### TASK TO COMPLETE
Which lines in the listing below contain the string "this", with uppercase and lowercase counted as different? Copy out each of those lines in full.

### ENTRIES SHOWN
-- begin --

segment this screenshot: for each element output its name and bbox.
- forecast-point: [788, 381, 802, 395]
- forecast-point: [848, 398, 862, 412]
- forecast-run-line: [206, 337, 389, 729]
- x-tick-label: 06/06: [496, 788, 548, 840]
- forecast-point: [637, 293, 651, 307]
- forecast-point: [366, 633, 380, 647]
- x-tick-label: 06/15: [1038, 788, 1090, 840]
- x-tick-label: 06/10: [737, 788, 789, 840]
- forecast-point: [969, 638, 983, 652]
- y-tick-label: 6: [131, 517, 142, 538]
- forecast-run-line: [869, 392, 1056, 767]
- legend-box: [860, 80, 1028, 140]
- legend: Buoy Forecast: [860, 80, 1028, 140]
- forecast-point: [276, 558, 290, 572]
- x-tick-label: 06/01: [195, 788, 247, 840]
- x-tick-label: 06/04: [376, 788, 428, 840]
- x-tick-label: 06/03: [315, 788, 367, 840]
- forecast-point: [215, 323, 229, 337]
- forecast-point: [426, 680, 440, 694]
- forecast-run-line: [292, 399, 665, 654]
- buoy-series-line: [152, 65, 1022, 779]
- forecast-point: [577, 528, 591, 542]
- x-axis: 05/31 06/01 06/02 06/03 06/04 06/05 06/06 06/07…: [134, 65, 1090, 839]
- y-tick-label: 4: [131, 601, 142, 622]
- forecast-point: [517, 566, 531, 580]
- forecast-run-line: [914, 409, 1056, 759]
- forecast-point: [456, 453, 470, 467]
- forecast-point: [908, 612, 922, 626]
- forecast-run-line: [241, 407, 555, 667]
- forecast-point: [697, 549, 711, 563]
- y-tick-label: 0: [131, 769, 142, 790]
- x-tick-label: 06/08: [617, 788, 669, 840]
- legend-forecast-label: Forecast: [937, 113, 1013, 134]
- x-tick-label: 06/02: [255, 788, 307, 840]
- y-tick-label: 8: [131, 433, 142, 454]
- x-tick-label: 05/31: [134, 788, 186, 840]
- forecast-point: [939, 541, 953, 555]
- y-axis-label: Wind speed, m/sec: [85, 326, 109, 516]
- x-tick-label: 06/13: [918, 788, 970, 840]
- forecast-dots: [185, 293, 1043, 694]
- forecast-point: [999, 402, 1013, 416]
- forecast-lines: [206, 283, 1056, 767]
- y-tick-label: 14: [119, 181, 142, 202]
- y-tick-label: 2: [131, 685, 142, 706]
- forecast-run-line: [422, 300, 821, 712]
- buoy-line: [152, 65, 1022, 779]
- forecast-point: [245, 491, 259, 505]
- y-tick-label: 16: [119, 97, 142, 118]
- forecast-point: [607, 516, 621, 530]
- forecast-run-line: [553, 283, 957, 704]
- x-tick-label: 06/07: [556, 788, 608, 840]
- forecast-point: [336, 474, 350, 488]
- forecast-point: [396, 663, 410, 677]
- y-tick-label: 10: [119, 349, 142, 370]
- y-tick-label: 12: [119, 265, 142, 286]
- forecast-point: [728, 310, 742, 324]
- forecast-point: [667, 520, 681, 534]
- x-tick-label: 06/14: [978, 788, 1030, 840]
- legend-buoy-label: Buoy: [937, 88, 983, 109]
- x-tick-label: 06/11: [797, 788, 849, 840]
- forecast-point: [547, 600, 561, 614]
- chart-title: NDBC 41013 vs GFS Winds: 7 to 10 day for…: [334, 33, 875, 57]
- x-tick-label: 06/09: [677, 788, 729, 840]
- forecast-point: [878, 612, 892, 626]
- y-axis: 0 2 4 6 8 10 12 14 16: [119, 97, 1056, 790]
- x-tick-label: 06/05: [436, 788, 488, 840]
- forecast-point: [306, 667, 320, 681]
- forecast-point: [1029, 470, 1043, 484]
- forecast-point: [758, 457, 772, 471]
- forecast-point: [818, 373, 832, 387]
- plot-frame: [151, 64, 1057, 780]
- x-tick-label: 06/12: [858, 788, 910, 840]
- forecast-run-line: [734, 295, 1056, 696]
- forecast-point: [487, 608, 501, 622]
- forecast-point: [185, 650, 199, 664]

-- end --
-- begin --

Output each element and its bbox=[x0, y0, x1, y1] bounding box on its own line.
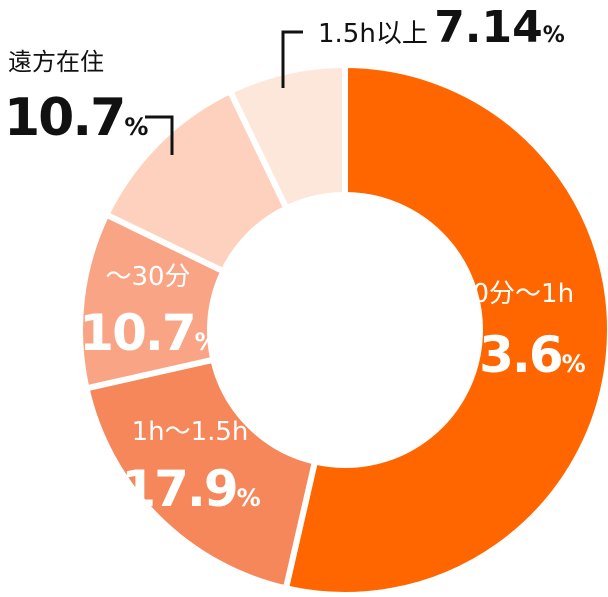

-- end --
-- begin --

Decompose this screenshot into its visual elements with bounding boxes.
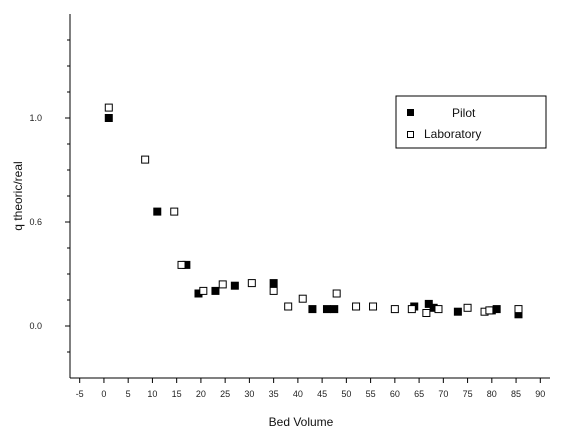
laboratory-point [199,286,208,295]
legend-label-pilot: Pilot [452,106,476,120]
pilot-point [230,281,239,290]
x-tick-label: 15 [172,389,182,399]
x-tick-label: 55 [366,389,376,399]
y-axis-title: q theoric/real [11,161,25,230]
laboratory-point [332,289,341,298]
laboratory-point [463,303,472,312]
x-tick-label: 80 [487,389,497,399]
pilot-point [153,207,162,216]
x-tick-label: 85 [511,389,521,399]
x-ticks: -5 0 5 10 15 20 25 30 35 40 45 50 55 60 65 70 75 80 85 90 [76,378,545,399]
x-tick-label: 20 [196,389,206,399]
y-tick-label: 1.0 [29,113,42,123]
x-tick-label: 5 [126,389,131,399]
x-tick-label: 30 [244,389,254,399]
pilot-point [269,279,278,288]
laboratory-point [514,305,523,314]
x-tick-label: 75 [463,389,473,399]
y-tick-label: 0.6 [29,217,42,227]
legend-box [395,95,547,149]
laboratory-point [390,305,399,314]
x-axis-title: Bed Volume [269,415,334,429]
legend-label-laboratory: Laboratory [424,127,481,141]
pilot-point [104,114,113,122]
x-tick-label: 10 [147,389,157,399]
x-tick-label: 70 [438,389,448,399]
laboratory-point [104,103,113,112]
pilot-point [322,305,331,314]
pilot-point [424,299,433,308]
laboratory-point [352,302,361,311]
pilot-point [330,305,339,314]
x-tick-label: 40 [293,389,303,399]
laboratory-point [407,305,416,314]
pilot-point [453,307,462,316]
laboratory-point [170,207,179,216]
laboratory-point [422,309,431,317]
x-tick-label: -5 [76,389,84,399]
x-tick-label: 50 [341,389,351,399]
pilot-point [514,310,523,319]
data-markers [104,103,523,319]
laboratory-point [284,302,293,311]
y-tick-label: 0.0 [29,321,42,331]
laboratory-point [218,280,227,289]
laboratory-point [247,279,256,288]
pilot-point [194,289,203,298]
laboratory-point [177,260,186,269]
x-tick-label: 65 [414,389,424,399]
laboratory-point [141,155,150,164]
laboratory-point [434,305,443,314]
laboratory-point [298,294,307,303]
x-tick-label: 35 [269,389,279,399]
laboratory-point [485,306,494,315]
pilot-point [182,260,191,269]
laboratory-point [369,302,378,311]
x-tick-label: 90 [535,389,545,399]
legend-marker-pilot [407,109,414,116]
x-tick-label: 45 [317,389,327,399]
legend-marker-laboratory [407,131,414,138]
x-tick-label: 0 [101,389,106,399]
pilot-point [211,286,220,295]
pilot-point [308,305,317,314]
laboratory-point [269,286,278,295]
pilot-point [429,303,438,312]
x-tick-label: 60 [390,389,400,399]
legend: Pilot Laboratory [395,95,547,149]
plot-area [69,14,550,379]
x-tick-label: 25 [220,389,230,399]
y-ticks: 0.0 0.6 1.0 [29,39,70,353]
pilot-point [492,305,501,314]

-- end --

### TASK ANSWER
segment this screenshot: for each element output its name and bbox.
Decompose this screenshot into its visual elements with bounding boxes.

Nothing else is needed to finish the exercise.